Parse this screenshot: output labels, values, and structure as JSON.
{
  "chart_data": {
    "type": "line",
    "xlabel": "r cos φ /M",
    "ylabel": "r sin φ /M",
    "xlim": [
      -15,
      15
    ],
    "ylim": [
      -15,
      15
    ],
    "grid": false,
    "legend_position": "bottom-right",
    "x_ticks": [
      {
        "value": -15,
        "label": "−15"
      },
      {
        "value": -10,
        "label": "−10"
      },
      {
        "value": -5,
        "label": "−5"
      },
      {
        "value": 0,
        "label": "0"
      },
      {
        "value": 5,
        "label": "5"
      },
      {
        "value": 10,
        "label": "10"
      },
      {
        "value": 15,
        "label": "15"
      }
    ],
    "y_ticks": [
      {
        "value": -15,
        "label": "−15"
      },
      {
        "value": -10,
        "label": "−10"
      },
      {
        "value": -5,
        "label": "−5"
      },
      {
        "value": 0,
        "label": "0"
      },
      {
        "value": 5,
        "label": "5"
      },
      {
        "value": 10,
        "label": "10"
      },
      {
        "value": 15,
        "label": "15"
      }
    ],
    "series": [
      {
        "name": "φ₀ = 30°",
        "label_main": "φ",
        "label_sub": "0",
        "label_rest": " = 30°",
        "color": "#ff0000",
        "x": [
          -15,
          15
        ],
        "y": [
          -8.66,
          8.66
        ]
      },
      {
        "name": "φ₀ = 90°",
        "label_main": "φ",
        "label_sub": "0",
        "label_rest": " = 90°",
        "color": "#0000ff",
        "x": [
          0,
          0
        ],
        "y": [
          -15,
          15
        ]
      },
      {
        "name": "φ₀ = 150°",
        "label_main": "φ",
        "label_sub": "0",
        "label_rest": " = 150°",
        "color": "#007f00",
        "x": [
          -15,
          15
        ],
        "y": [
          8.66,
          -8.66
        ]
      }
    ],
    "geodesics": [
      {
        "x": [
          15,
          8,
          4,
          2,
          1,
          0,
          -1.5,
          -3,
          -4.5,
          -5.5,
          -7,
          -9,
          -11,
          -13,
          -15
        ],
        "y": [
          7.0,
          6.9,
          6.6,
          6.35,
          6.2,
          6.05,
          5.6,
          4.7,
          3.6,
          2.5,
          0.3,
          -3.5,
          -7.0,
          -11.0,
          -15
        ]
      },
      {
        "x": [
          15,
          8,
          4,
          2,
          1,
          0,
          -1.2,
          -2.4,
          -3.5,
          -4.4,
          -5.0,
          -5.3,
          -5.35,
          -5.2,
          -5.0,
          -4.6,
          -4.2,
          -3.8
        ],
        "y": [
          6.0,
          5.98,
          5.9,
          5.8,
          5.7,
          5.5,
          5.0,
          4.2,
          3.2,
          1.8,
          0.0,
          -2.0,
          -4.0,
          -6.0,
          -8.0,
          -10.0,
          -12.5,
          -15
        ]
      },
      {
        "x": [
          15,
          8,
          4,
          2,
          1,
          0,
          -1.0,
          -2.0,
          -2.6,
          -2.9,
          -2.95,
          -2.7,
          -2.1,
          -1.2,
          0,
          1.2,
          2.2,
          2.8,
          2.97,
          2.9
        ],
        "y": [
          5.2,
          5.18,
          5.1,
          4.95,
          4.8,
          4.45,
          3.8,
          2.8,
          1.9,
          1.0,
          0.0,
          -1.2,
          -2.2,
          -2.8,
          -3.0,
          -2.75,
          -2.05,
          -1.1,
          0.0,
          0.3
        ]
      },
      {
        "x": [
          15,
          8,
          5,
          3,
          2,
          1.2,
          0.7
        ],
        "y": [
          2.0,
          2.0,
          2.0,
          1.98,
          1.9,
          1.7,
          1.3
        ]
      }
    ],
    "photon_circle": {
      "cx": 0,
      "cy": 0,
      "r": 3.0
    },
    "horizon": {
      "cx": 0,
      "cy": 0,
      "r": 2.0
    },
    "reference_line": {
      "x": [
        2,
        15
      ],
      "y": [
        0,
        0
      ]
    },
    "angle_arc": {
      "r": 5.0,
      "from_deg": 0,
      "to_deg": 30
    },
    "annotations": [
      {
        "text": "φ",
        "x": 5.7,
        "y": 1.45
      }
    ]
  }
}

==============================

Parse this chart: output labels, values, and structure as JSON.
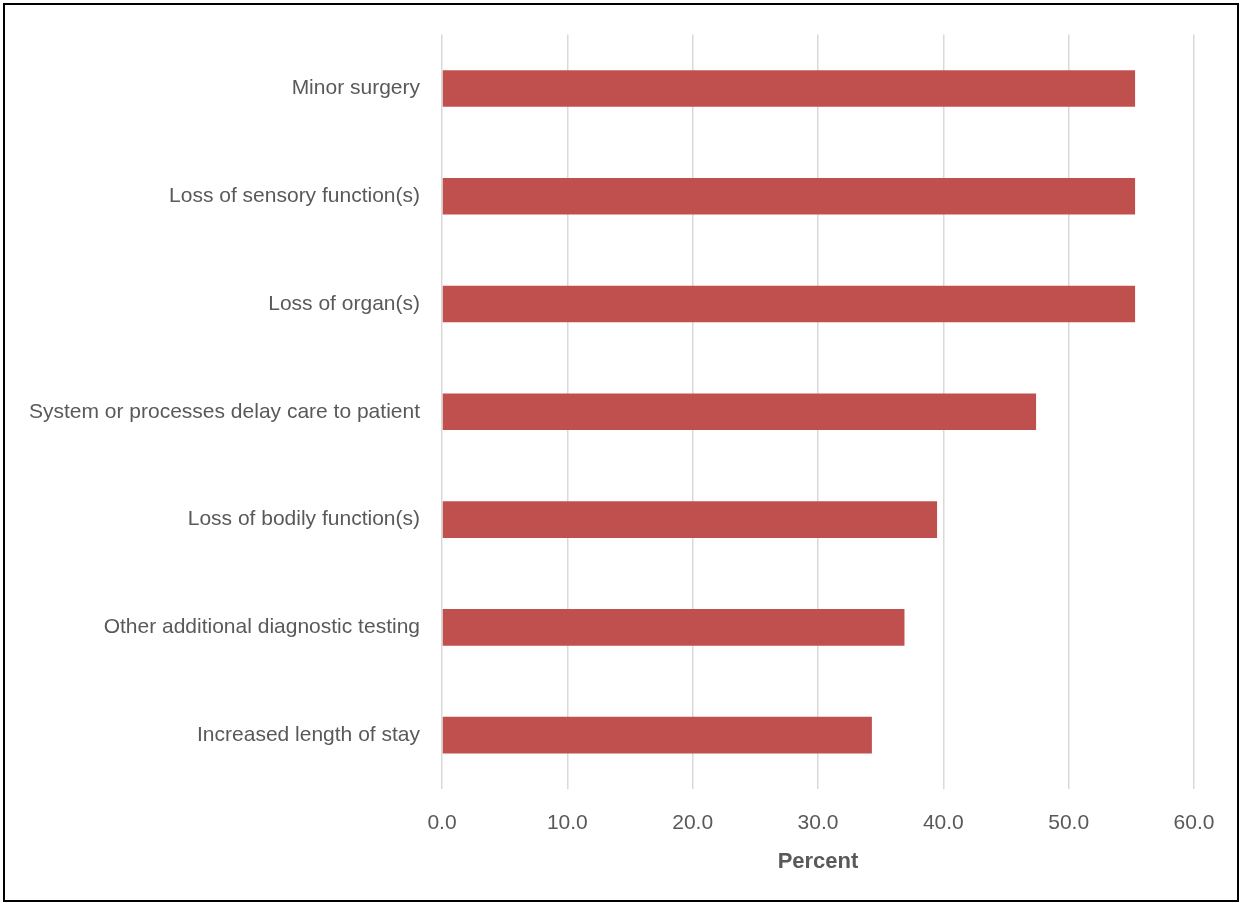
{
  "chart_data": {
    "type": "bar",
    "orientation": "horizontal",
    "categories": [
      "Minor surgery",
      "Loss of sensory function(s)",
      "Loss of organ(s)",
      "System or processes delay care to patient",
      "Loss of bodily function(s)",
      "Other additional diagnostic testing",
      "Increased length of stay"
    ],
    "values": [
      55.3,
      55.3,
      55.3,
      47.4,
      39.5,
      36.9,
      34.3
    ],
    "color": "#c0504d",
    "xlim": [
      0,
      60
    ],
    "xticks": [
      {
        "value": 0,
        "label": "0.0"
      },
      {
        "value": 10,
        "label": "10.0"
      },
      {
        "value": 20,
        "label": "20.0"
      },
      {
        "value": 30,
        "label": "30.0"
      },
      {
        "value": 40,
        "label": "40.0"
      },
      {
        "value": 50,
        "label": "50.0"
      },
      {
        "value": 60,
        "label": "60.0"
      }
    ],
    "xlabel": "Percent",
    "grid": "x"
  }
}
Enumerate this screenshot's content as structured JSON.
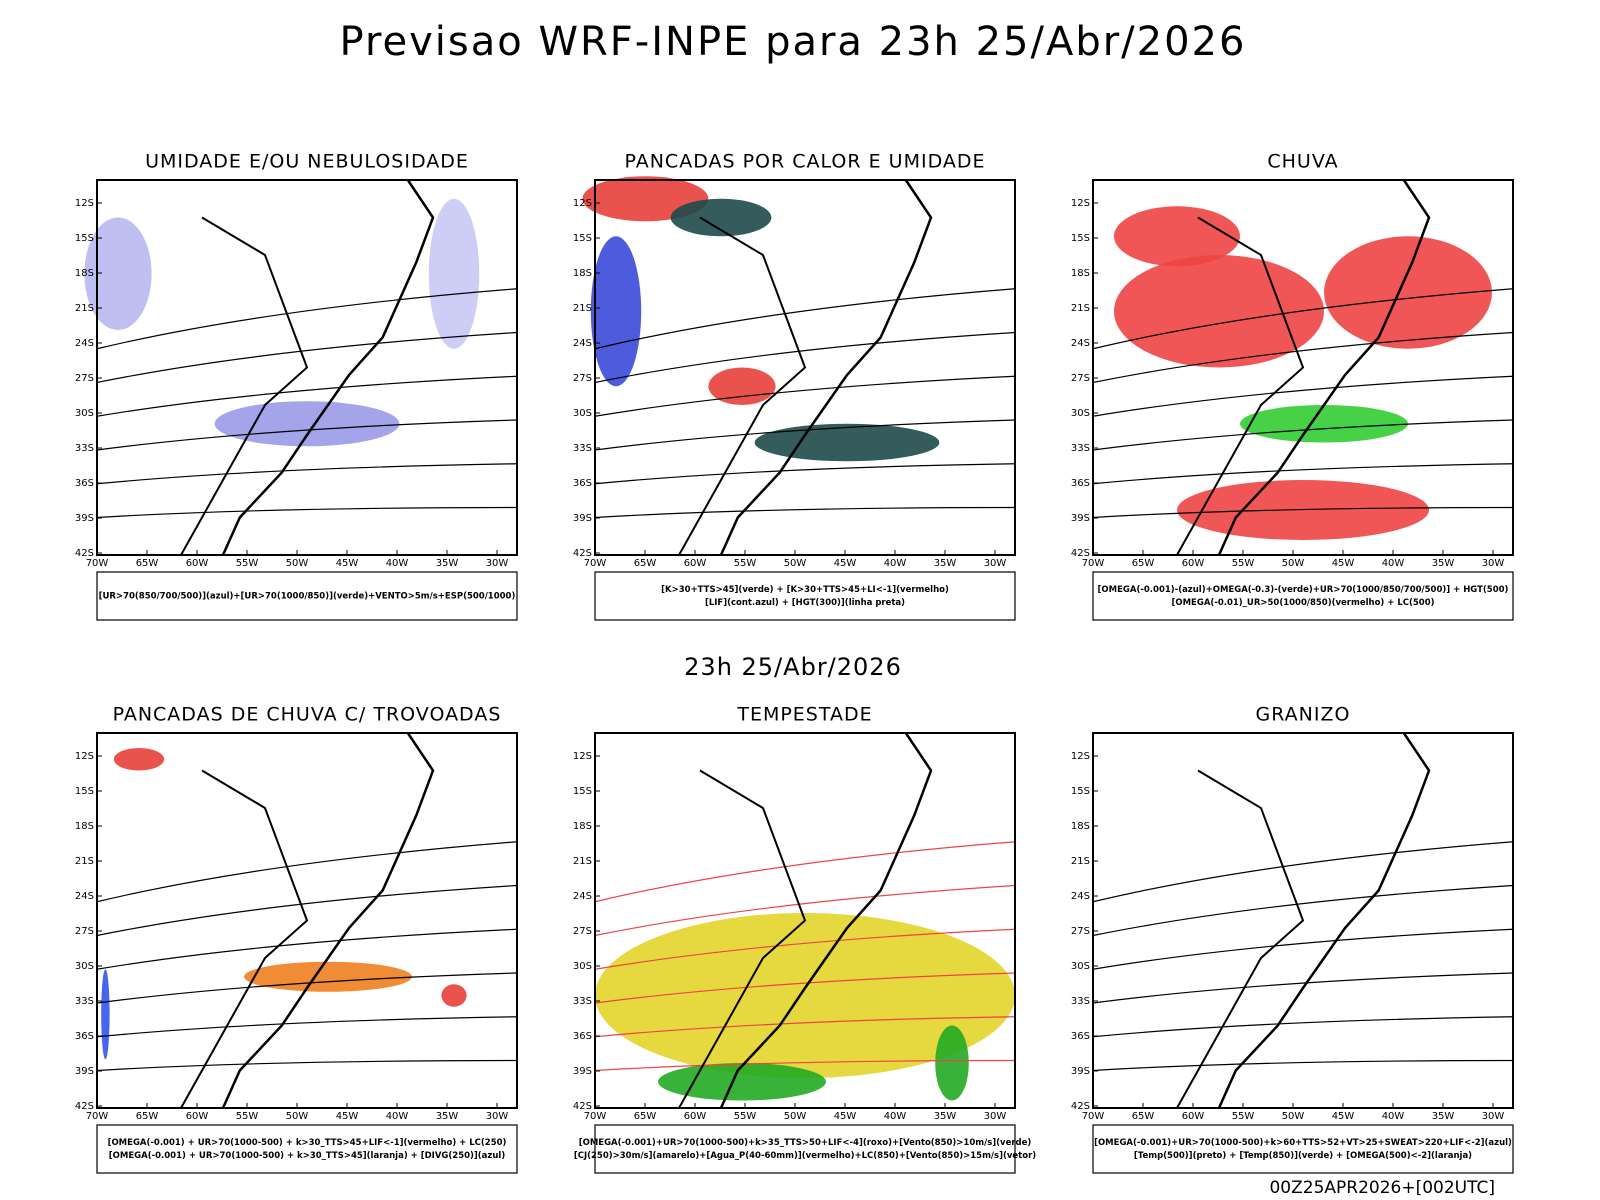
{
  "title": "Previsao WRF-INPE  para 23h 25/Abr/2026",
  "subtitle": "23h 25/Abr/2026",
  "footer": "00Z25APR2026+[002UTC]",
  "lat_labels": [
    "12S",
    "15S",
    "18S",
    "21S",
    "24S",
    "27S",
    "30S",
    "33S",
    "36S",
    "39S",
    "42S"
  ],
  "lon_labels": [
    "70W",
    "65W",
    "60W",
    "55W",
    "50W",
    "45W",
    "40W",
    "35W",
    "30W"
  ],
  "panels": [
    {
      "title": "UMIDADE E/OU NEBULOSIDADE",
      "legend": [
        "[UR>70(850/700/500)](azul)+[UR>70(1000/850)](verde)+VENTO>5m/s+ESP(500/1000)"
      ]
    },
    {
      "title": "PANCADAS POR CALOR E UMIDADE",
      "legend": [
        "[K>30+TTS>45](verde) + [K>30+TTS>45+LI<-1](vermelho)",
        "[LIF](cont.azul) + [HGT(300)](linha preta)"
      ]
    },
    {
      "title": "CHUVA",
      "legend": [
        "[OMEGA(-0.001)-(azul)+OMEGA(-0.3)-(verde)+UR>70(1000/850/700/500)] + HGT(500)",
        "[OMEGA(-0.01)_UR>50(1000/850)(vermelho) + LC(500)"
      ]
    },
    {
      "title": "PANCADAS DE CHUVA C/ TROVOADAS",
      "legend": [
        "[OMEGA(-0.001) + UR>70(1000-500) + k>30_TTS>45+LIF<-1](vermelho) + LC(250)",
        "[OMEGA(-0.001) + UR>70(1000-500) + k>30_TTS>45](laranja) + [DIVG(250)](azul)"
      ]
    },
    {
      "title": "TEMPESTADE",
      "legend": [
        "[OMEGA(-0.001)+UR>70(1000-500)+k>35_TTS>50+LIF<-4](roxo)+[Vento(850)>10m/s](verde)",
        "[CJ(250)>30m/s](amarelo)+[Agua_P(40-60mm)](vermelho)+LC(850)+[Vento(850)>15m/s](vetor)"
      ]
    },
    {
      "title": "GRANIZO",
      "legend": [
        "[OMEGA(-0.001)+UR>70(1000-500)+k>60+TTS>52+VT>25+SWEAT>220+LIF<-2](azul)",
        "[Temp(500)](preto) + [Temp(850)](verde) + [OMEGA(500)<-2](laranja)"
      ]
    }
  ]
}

==============================

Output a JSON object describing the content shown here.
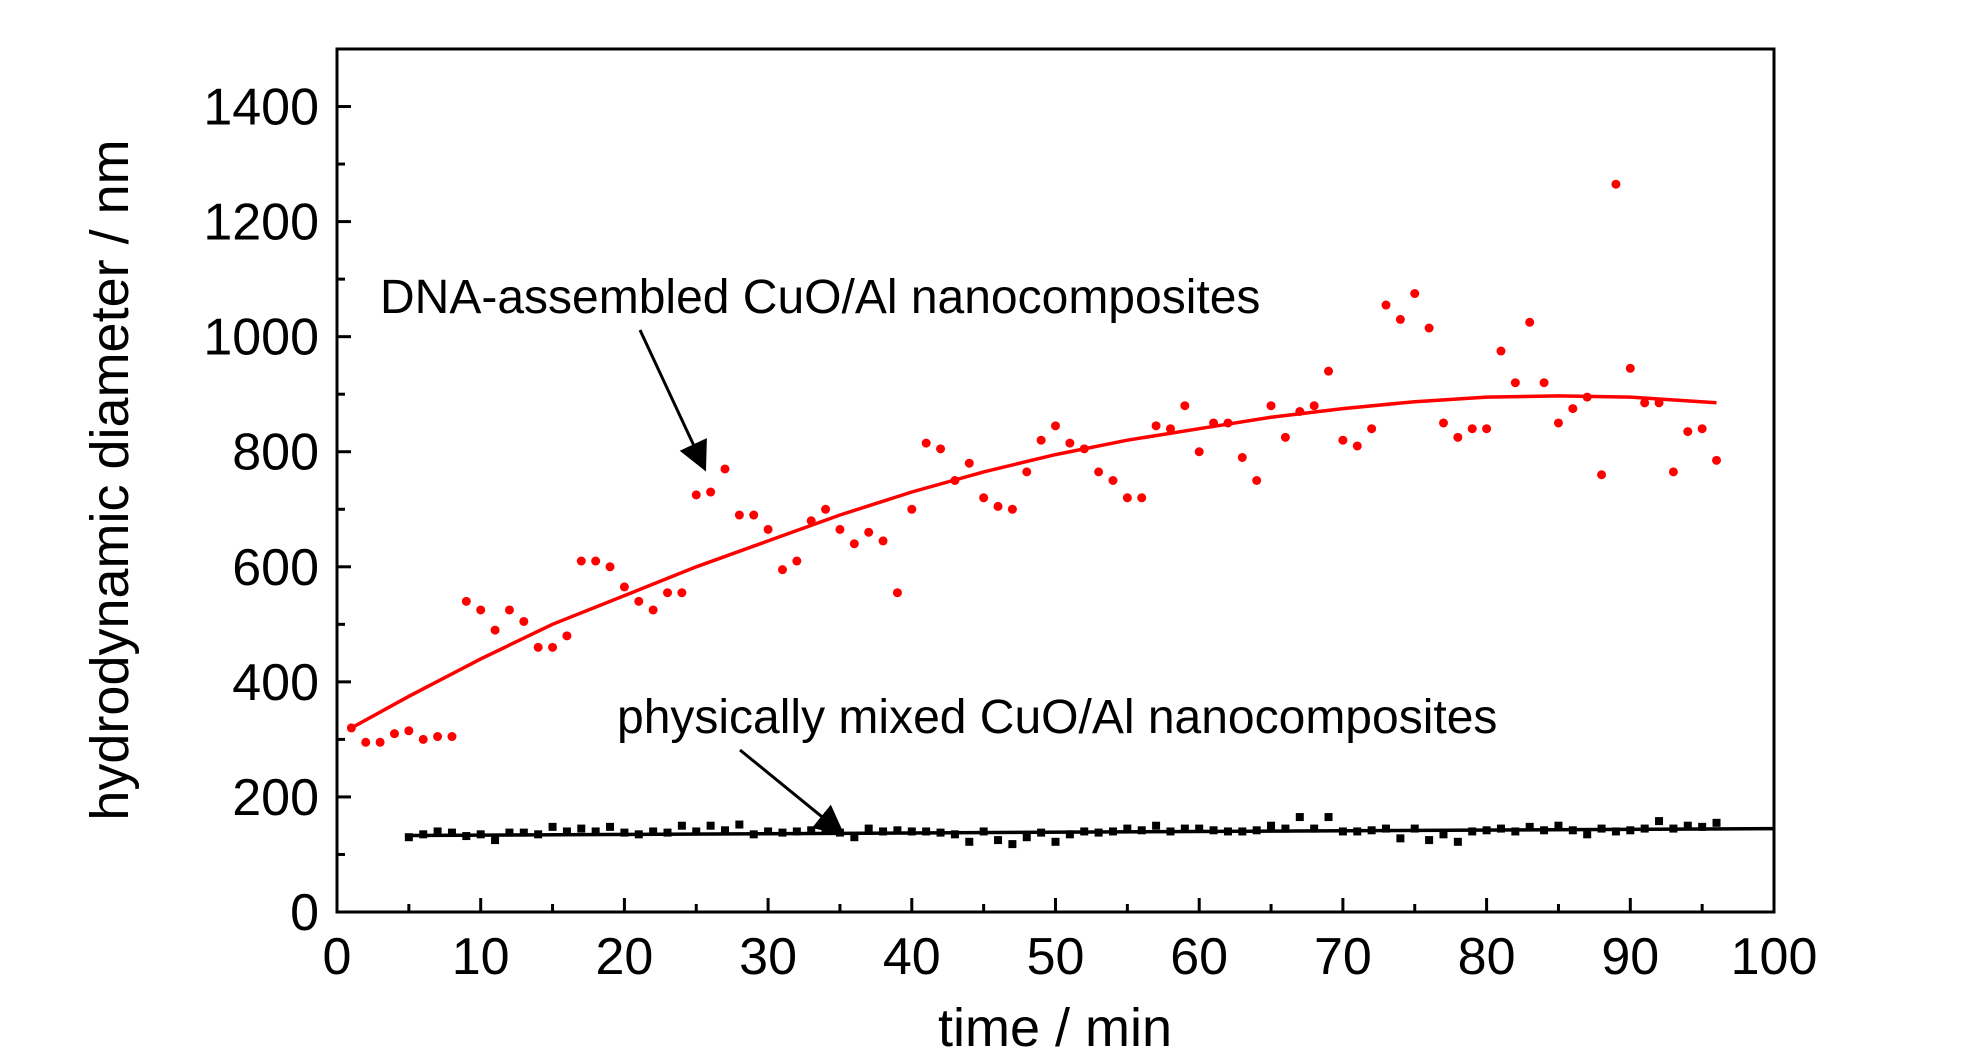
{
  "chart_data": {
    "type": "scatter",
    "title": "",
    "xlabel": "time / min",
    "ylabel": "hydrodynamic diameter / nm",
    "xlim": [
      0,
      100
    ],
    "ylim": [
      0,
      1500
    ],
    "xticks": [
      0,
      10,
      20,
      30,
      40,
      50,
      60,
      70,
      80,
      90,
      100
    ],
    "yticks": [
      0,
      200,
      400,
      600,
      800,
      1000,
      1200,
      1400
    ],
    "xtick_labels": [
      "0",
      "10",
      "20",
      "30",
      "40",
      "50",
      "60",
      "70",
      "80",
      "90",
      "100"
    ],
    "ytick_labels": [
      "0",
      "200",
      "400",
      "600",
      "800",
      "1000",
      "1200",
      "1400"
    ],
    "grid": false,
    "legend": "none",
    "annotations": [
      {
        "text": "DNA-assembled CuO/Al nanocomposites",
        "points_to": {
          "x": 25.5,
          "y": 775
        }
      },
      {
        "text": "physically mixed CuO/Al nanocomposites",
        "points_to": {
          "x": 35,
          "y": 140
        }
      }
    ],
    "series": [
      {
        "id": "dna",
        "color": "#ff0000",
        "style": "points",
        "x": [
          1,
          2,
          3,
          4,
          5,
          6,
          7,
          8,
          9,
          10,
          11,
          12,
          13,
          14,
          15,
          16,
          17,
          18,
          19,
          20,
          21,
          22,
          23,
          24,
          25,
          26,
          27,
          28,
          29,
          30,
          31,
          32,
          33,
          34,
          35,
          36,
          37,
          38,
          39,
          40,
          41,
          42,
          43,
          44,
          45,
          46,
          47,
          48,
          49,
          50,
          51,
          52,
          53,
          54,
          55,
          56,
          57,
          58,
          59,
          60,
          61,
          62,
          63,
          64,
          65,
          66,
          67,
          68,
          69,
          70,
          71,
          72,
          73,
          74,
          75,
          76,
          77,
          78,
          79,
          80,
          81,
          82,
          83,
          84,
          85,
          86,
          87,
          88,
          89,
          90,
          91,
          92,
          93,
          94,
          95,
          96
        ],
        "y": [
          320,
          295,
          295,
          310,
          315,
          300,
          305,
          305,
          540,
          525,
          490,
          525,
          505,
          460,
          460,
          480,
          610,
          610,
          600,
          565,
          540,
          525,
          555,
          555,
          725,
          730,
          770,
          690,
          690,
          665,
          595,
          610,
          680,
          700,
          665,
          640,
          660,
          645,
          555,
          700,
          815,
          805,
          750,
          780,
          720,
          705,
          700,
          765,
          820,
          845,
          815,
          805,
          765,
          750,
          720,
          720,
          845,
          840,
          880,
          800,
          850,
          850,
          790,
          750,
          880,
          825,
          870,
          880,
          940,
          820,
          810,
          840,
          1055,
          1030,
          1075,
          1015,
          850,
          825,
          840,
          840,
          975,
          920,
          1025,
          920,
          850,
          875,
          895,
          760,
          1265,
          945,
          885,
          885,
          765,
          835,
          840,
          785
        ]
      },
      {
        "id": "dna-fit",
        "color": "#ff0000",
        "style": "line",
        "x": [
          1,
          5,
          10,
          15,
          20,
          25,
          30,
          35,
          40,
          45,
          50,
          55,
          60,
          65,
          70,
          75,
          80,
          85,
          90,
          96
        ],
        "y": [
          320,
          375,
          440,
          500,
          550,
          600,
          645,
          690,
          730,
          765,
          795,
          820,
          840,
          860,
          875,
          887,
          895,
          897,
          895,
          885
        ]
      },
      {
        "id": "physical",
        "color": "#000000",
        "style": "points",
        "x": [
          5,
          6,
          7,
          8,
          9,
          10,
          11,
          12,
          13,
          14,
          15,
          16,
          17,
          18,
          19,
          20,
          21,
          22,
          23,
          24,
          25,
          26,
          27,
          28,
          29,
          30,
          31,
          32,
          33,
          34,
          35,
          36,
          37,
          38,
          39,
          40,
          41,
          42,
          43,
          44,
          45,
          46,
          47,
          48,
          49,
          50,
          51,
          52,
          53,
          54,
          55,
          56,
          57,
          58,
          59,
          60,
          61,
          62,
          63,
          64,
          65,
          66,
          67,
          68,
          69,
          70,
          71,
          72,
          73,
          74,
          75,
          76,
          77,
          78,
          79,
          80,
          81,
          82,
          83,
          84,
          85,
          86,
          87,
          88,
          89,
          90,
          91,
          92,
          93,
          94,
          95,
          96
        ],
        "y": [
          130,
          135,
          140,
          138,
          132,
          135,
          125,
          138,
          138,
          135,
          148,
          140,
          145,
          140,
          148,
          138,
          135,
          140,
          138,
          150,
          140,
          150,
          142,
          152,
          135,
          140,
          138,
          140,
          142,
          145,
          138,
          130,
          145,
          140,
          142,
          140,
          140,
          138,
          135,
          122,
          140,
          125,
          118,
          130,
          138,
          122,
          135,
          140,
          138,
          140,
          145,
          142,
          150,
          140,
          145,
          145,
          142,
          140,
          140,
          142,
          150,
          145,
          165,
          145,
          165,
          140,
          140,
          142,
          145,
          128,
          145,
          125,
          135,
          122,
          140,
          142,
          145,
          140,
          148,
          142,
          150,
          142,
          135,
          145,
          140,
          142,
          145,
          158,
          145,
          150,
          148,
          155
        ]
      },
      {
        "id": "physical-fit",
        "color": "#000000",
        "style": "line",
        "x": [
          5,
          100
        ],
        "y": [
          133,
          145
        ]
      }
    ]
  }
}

==============================

(WRITTEN REQUEST) Pull out all lines from the listing that contain the string "content".

(EXERCISE RESPONSE)
Enumerate this screenshot's content as structured JSON.
Output a JSON object describing the content shown here.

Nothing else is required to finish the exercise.